• [EXERCISE TASK]:
List each line of the data in which the string "image" appears.

◇ ◇ ◇ ◇ ◇

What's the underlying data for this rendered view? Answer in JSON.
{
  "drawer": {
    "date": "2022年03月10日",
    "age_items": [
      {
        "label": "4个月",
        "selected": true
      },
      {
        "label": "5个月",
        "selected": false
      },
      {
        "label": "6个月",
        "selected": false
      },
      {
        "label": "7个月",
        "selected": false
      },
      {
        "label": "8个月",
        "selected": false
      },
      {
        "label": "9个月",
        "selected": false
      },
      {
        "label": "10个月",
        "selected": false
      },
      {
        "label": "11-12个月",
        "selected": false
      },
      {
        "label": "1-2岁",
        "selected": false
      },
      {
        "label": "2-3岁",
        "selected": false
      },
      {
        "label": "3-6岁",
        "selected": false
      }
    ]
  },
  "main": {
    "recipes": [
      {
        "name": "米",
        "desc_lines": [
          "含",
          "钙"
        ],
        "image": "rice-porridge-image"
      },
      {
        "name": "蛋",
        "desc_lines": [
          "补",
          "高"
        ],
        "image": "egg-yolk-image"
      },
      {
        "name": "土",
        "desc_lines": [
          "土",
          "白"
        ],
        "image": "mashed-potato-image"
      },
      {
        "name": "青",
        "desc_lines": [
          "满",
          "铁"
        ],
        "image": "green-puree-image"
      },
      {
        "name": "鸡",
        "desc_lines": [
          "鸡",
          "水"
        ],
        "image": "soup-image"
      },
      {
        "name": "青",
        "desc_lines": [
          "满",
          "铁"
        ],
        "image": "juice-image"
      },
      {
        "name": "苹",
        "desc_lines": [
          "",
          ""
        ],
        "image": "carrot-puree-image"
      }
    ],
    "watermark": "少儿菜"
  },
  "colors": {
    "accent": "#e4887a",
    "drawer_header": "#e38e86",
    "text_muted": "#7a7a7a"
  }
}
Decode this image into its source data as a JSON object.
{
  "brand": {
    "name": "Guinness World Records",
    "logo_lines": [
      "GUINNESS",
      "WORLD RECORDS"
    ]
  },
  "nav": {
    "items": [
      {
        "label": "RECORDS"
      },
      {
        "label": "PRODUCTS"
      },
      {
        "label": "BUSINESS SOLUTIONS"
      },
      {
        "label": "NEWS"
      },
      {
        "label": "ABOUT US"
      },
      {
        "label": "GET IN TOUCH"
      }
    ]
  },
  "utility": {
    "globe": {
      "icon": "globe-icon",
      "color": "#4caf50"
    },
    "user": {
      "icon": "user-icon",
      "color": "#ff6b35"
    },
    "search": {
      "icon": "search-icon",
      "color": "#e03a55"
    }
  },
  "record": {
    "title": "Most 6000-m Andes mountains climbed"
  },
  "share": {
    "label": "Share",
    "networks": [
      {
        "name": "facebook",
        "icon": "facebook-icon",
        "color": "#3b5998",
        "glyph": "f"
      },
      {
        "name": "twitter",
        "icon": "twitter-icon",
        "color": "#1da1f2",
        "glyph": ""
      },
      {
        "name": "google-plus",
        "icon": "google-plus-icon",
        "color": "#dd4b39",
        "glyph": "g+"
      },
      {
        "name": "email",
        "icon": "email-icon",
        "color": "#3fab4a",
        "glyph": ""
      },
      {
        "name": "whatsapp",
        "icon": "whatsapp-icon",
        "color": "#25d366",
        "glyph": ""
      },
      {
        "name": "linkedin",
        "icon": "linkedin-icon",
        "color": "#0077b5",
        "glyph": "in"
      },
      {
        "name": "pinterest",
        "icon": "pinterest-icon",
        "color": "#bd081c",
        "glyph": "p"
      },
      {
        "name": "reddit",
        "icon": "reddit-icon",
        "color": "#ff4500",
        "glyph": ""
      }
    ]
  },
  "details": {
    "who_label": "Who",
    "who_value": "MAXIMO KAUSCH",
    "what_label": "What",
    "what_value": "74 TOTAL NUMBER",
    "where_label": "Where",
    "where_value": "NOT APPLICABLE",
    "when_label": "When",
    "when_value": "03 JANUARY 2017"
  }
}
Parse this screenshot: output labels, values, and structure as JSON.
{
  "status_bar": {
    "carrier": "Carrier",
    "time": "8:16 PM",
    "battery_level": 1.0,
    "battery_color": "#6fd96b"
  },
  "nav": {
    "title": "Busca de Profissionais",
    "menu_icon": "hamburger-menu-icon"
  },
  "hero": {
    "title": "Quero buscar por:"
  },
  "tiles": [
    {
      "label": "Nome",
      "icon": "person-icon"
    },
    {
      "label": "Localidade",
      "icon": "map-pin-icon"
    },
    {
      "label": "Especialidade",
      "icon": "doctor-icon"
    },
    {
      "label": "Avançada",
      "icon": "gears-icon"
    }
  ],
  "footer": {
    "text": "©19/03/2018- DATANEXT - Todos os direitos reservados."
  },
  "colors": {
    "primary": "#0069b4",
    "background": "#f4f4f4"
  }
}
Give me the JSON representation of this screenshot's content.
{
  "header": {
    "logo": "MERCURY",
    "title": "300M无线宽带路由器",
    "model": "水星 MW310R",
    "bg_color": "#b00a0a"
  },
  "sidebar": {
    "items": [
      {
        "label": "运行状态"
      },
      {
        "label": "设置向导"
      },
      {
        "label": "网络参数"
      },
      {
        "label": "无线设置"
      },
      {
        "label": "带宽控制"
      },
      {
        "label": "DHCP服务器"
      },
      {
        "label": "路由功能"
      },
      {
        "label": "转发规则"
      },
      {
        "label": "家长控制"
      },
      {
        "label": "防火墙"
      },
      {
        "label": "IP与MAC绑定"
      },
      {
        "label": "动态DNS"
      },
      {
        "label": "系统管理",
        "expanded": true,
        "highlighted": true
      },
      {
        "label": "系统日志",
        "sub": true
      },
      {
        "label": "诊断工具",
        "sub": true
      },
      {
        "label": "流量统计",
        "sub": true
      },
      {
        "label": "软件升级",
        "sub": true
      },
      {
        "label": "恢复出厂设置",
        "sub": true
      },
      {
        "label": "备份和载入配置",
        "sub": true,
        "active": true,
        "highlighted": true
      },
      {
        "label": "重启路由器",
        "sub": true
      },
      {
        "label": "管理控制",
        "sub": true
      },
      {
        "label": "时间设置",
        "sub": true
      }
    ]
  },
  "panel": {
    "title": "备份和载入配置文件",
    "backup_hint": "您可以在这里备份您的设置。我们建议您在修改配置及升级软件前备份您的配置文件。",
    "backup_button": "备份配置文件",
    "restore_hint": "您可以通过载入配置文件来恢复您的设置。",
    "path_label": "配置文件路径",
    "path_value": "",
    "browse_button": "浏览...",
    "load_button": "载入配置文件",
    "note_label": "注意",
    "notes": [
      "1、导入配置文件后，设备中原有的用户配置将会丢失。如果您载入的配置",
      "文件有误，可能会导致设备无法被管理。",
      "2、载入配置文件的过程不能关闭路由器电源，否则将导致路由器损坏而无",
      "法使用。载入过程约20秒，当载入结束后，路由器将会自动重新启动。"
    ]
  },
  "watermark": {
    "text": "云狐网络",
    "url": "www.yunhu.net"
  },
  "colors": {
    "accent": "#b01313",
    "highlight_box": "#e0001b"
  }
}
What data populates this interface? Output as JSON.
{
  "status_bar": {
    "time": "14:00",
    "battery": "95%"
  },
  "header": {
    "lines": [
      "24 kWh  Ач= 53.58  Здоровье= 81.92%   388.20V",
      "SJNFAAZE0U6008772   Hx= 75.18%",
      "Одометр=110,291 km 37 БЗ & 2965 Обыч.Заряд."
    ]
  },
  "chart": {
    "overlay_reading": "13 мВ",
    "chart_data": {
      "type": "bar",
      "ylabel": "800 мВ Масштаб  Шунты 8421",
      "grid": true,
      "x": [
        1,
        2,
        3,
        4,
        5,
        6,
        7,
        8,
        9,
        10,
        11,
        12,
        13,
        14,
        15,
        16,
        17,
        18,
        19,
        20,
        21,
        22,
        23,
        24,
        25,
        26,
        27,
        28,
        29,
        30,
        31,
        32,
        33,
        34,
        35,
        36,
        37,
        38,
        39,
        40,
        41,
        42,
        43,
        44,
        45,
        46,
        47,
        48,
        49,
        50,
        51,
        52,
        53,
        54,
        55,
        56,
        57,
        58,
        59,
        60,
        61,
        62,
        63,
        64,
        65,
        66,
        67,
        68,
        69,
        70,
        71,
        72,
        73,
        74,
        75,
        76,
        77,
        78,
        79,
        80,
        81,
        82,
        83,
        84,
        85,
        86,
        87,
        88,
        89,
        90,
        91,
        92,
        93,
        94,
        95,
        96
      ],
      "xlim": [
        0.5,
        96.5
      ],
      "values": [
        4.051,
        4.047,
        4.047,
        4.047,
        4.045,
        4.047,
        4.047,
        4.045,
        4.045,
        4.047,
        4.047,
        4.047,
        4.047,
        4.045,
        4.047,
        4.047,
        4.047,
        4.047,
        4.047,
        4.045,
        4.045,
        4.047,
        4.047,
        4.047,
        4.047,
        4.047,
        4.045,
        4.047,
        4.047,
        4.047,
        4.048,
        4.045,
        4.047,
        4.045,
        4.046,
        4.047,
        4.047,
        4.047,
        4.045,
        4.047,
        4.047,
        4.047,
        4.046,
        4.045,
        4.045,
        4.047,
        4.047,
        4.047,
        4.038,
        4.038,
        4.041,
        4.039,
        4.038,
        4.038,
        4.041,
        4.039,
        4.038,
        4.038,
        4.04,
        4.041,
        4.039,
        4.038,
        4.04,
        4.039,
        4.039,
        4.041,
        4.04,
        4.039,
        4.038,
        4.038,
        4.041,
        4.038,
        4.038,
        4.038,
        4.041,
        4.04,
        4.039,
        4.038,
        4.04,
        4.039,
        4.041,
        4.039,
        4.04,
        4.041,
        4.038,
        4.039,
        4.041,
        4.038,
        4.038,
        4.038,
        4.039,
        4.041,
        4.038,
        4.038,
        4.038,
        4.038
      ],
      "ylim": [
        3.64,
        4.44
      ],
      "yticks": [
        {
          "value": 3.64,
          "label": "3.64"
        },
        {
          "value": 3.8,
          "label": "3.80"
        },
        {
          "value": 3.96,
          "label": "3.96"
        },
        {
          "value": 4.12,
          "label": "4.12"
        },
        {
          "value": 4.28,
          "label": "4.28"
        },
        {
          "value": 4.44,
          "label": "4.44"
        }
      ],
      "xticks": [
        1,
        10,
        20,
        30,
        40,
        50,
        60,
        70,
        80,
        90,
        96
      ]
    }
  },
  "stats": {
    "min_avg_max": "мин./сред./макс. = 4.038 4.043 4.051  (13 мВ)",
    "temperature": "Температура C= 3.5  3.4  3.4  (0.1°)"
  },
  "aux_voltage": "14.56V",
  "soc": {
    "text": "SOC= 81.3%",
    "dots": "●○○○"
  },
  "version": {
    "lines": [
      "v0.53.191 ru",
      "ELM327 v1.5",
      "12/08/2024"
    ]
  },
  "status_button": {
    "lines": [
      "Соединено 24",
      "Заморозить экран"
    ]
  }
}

◇ ◇ ◇ ◇ ◇

• [SOLUTION]:
        "image": "rice-porridge-image"
        "image": "egg-yolk-image"
        "image": "mashed-potato-image"
        "image": "green-puree-image"
        "image": "soup-image"
        "image": "juice-image"
        "image": "carrot-puree-image"
Decode this image into its source data as a JSON object.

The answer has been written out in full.